● Exercise:
State only how many lines below include the string "trimestre".

Figure data in JSON:
* * *

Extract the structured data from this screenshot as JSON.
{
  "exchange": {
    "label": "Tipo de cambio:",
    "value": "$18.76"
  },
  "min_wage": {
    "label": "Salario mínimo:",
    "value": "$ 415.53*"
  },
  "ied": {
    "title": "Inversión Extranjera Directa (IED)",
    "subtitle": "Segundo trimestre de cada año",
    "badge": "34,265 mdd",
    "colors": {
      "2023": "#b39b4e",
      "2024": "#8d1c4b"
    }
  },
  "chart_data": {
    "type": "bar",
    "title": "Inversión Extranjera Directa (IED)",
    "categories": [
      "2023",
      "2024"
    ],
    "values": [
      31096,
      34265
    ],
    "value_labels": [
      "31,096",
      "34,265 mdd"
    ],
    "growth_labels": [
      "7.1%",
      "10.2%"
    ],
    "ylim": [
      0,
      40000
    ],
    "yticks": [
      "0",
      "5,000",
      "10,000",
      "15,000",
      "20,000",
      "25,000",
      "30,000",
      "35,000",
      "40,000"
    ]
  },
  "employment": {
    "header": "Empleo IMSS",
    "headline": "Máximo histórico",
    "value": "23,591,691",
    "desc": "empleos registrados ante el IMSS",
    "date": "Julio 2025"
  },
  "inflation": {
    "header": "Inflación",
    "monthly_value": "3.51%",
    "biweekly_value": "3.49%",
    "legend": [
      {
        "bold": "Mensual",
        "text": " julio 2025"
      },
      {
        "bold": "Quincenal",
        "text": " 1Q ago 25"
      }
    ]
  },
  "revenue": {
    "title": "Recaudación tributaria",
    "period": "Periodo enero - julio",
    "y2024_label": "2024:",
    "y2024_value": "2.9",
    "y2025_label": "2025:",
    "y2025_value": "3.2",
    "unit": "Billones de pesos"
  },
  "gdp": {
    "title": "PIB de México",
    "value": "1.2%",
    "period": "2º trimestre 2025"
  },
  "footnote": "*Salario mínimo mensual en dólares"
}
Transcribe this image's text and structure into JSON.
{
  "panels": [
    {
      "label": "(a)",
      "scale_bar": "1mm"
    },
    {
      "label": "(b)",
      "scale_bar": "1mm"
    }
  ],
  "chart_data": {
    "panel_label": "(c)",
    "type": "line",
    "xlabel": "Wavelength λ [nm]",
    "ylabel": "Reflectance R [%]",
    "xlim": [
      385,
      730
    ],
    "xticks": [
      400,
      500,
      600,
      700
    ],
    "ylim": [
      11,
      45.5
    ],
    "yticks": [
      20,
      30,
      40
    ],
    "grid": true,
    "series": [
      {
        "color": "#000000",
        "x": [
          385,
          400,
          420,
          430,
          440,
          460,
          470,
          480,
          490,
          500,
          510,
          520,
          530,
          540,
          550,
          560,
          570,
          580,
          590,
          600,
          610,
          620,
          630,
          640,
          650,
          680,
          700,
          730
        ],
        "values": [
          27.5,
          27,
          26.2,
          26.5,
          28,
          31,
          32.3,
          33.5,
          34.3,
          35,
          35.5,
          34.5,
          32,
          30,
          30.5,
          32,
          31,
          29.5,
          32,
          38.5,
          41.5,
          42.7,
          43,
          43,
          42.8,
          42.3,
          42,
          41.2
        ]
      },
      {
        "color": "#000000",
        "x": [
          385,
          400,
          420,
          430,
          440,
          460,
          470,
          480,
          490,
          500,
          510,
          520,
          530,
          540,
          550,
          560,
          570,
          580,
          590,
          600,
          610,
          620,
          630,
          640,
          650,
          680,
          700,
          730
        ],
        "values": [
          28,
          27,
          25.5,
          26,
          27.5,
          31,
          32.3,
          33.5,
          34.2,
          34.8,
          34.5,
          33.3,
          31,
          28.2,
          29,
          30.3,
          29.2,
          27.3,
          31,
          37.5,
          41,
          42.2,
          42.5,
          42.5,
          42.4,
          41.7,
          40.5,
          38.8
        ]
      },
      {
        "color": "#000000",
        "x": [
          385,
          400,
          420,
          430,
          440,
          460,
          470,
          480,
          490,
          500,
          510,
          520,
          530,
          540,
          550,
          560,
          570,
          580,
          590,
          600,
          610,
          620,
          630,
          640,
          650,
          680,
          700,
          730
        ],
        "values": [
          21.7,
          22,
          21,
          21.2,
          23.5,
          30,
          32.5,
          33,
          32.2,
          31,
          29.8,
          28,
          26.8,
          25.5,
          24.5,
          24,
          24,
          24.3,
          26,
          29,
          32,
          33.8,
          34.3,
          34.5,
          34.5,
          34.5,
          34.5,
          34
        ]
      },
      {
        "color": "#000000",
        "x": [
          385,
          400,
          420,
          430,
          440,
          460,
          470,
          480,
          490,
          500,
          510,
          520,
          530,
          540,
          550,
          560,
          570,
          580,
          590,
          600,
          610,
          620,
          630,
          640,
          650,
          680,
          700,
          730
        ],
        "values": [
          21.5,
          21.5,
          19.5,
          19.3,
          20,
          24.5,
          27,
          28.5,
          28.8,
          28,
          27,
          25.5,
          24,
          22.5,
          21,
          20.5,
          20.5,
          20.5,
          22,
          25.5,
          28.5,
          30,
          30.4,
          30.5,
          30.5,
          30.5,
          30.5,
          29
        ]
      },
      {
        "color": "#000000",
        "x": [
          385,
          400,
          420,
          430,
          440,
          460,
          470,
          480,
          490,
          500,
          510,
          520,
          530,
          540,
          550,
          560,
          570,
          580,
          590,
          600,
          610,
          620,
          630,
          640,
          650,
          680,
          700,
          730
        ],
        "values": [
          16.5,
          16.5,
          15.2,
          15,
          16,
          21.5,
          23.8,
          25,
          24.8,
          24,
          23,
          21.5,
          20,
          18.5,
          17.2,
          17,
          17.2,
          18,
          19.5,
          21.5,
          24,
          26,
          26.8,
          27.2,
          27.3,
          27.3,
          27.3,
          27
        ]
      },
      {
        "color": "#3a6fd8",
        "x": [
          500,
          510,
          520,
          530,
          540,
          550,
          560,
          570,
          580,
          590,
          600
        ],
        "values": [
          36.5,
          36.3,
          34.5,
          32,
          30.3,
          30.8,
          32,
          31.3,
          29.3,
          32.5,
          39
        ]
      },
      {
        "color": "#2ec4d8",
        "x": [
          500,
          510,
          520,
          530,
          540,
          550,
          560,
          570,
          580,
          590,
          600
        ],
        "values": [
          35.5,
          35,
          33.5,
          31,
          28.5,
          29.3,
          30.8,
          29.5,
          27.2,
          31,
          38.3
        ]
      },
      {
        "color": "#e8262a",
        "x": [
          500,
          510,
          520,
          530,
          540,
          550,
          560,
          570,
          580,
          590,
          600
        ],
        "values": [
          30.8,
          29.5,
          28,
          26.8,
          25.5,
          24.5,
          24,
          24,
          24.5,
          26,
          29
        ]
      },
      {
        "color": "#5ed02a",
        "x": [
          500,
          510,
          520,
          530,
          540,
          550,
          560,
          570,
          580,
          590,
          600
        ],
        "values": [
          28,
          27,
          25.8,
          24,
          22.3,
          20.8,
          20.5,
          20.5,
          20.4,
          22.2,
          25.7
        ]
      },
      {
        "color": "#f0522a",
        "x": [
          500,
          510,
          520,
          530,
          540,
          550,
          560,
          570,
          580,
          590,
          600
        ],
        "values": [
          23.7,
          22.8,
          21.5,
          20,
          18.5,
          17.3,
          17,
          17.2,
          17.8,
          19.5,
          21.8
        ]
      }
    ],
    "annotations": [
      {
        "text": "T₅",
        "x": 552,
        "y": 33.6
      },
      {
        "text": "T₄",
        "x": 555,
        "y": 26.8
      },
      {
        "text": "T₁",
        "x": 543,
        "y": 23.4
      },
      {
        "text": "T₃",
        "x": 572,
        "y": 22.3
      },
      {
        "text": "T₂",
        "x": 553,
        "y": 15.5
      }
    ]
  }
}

* * *

● Exercise output:
2